--- START Stored rows ---

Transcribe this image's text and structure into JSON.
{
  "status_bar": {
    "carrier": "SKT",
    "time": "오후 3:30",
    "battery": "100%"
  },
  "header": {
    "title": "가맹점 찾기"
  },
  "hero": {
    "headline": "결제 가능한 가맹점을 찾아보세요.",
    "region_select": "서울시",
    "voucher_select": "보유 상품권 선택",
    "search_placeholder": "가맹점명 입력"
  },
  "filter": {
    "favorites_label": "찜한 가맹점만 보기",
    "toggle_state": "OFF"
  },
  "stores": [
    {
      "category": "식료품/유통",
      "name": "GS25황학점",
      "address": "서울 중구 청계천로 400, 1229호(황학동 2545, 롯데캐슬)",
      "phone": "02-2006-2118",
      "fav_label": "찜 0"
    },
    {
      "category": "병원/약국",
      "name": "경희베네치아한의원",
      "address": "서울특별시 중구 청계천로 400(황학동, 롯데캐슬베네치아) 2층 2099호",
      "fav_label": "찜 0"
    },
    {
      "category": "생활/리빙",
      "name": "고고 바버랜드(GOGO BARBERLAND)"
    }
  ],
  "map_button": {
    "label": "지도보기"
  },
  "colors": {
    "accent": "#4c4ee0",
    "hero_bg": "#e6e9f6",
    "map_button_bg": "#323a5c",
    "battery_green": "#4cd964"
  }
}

--- END Stored rows ---

Exercise = Take the data above and return it exactly.

Right answer =
Transcribe this image's text and structure into JSON.
{
  "status_bar": {
    "carrier": "SKT",
    "time": "오후 3:30",
    "battery": "100%"
  },
  "header": {
    "title": "가맹점 찾기"
  },
  "hero": {
    "headline": "결제 가능한 가맹점을 찾아보세요.",
    "region_select": "서울시",
    "voucher_select": "보유 상품권 선택",
    "search_placeholder": "가맹점명 입력"
  },
  "filter": {
    "favorites_label": "찜한 가맹점만 보기",
    "toggle_state": "OFF"
  },
  "stores": [
    {
      "category": "식료품/유통",
      "name": "GS25황학점",
      "address": "서울 중구 청계천로 400, 1229호(황학동 2545, 롯데캐슬)",
      "phone": "02-2006-2118",
      "fav_label": "찜 0"
    },
    {
      "category": "병원/약국",
      "name": "경희베네치아한의원",
      "address": "서울특별시 중구 청계천로 400(황학동, 롯데캐슬베네치아) 2층 2099호",
      "fav_label": "찜 0"
    },
    {
      "category": "생활/리빙",
      "name": "고고 바버랜드(GOGO BARBERLAND)"
    }
  ],
  "map_button": {
    "label": "지도보기"
  },
  "colors": {
    "accent": "#4c4ee0",
    "hero_bg": "#e6e9f6",
    "map_button_bg": "#323a5c",
    "battery_green": "#4cd964"
  }
}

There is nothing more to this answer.